■ Task requirements ■
Faithfully return all lines, omitting every embedded picture.

== Provided records

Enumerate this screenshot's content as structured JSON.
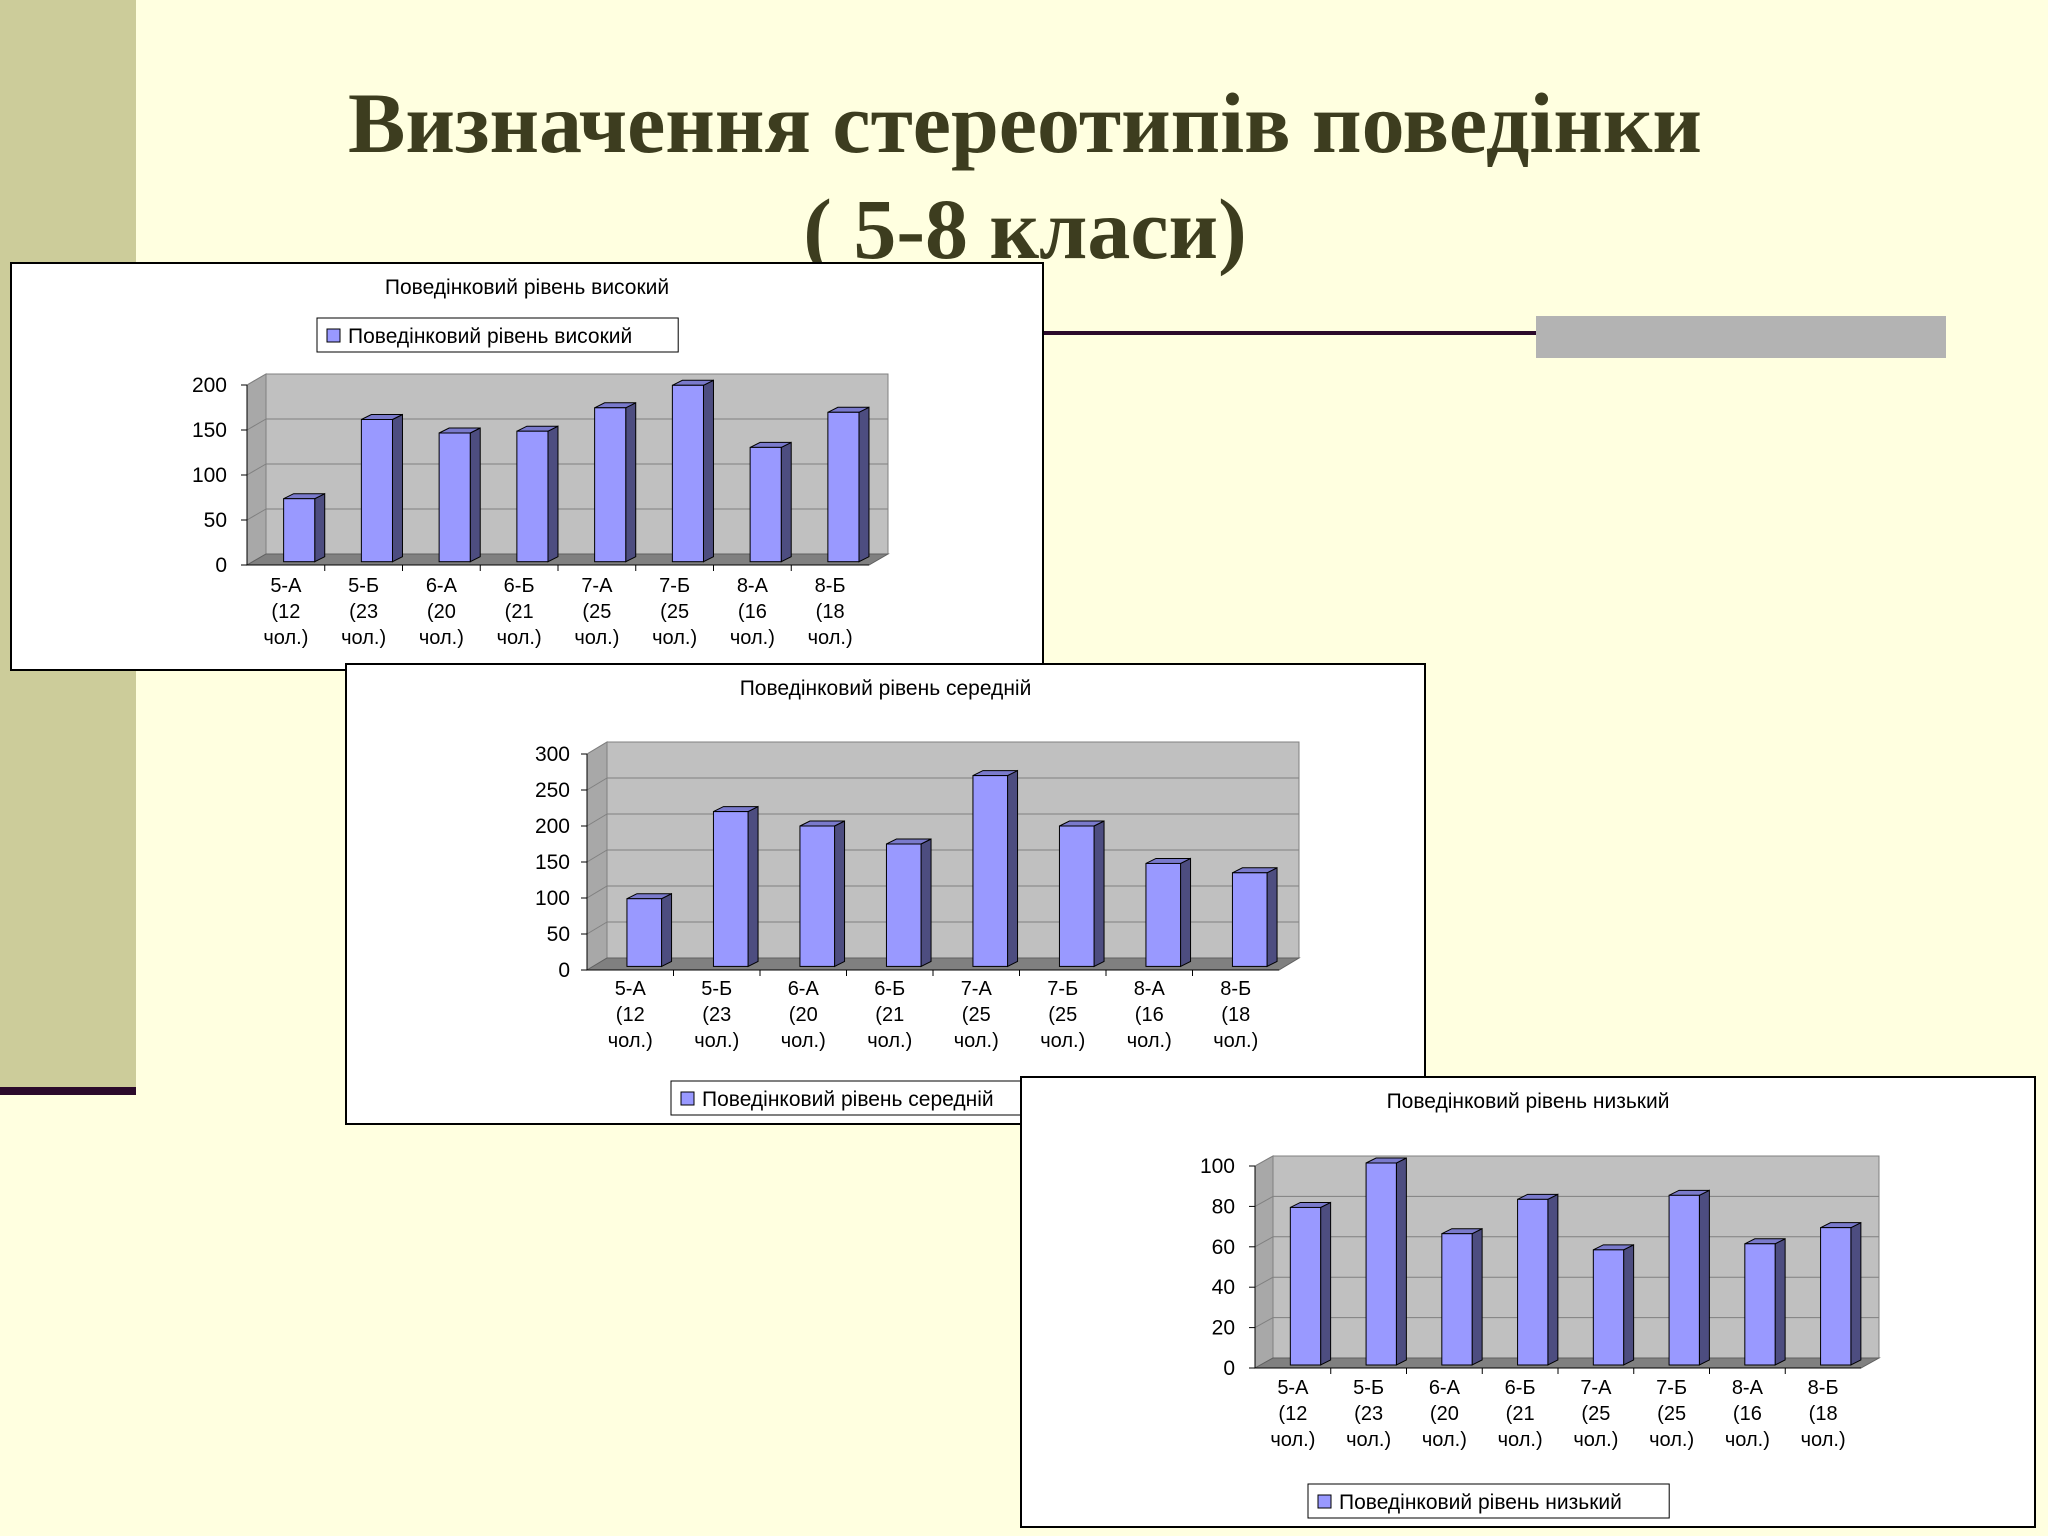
{
  "slide": {
    "title_line1": "Визначення стереотипів поведінки",
    "title_line2": "( 5-8 класи)"
  },
  "colors": {
    "background": "#ffffe0",
    "left_band": "#cccc9a",
    "accent_line": "#2b0a2b",
    "title_text": "#3d3d1f",
    "bar_front": "#9999ff",
    "bar_side": "#4d4d80",
    "plot_back": "#c0c0c0",
    "plot_floor": "#808080"
  },
  "chart_data": [
    {
      "type": "bar",
      "title": "Поведінковий рівень високий",
      "legend": "top",
      "categories": [
        "5-А (12 чол.)",
        "5-Б (23 чол.)",
        "6-А (20 чол.)",
        "6-Б (21 чол.)",
        "7-А (25 чол.)",
        "7-Б (25 чол.)",
        "8-А (16 чол.)",
        "8-Б (18 чол.)"
      ],
      "series": [
        {
          "name": "Поведінковий рівень високий",
          "values": [
            70,
            158,
            143,
            145,
            171,
            196,
            127,
            166
          ]
        }
      ],
      "yticks": [
        "200",
        "150",
        "100",
        "50",
        "0"
      ],
      "ylim": [
        0,
        200
      ],
      "grid": true
    },
    {
      "type": "bar",
      "title": "Поведінковий рівень середній",
      "legend": "bottom",
      "categories": [
        "5-А (12 чол.)",
        "5-Б (23 чол.)",
        "6-А (20 чол.)",
        "6-Б (21 чол.)",
        "7-А (25 чол.)",
        "7-Б (25 чол.)",
        "8-А (16 чол.)",
        "8-Б (18 чол.)"
      ],
      "series": [
        {
          "name": "Поведінковий рівень середній",
          "values": [
            94,
            215,
            195,
            170,
            265,
            195,
            143,
            130
          ]
        }
      ],
      "yticks": [
        "300",
        "250",
        "200",
        "150",
        "100",
        "50",
        "0"
      ],
      "ylim": [
        0,
        300
      ],
      "grid": true
    },
    {
      "type": "bar",
      "title": "Поведінковий рівень низький",
      "legend": "bottom",
      "categories": [
        "5-А (12 чол.)",
        "5-Б (23 чол.)",
        "6-А (20 чол.)",
        "6-Б (21 чол.)",
        "7-А (25 чол.)",
        "7-Б (25 чол.)",
        "8-А (16 чол.)",
        "8-Б (18 чол.)"
      ],
      "series": [
        {
          "name": "Поведінковий рівень низький",
          "values": [
            78,
            100,
            65,
            82,
            57,
            84,
            60,
            68
          ]
        }
      ],
      "yticks": [
        "100",
        "80",
        "60",
        "40",
        "20",
        "0"
      ],
      "ylim": [
        0,
        100
      ],
      "grid": true
    }
  ]
}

====

■ The solution ■
Enumerate this screenshot's content as structured JSON.
{
  "slide": {
    "title_line1": "Визначення стереотипів поведінки",
    "title_line2": "( 5-8 класи)"
  },
  "colors": {
    "background": "#ffffe0",
    "left_band": "#cccc9a",
    "accent_line": "#2b0a2b",
    "title_text": "#3d3d1f",
    "bar_front": "#9999ff",
    "bar_side": "#4d4d80",
    "plot_back": "#c0c0c0",
    "plot_floor": "#808080"
  },
  "chart_data": [
    {
      "type": "bar",
      "title": "Поведінковий рівень високий",
      "legend": "top",
      "categories": [
        "5-А (12 чол.)",
        "5-Б (23 чол.)",
        "6-А (20 чол.)",
        "6-Б (21 чол.)",
        "7-А (25 чол.)",
        "7-Б (25 чол.)",
        "8-А (16 чол.)",
        "8-Б (18 чол.)"
      ],
      "series": [
        {
          "name": "Поведінковий рівень високий",
          "values": [
            70,
            158,
            143,
            145,
            171,
            196,
            127,
            166
          ]
        }
      ],
      "yticks": [
        "200",
        "150",
        "100",
        "50",
        "0"
      ],
      "ylim": [
        0,
        200
      ],
      "grid": true
    },
    {
      "type": "bar",
      "title": "Поведінковий рівень середній",
      "legend": "bottom",
      "categories": [
        "5-А (12 чол.)",
        "5-Б (23 чол.)",
        "6-А (20 чол.)",
        "6-Б (21 чол.)",
        "7-А (25 чол.)",
        "7-Б (25 чол.)",
        "8-А (16 чол.)",
        "8-Б (18 чол.)"
      ],
      "series": [
        {
          "name": "Поведінковий рівень середній",
          "values": [
            94,
            215,
            195,
            170,
            265,
            195,
            143,
            130
          ]
        }
      ],
      "yticks": [
        "300",
        "250",
        "200",
        "150",
        "100",
        "50",
        "0"
      ],
      "ylim": [
        0,
        300
      ],
      "grid": true
    },
    {
      "type": "bar",
      "title": "Поведінковий рівень низький",
      "legend": "bottom",
      "categories": [
        "5-А (12 чол.)",
        "5-Б (23 чол.)",
        "6-А (20 чол.)",
        "6-Б (21 чол.)",
        "7-А (25 чол.)",
        "7-Б (25 чол.)",
        "8-А (16 чол.)",
        "8-Б (18 чол.)"
      ],
      "series": [
        {
          "name": "Поведінковий рівень низький",
          "values": [
            78,
            100,
            65,
            82,
            57,
            84,
            60,
            68
          ]
        }
      ],
      "yticks": [
        "100",
        "80",
        "60",
        "40",
        "20",
        "0"
      ],
      "ylim": [
        0,
        100
      ],
      "grid": true
    }
  ]
}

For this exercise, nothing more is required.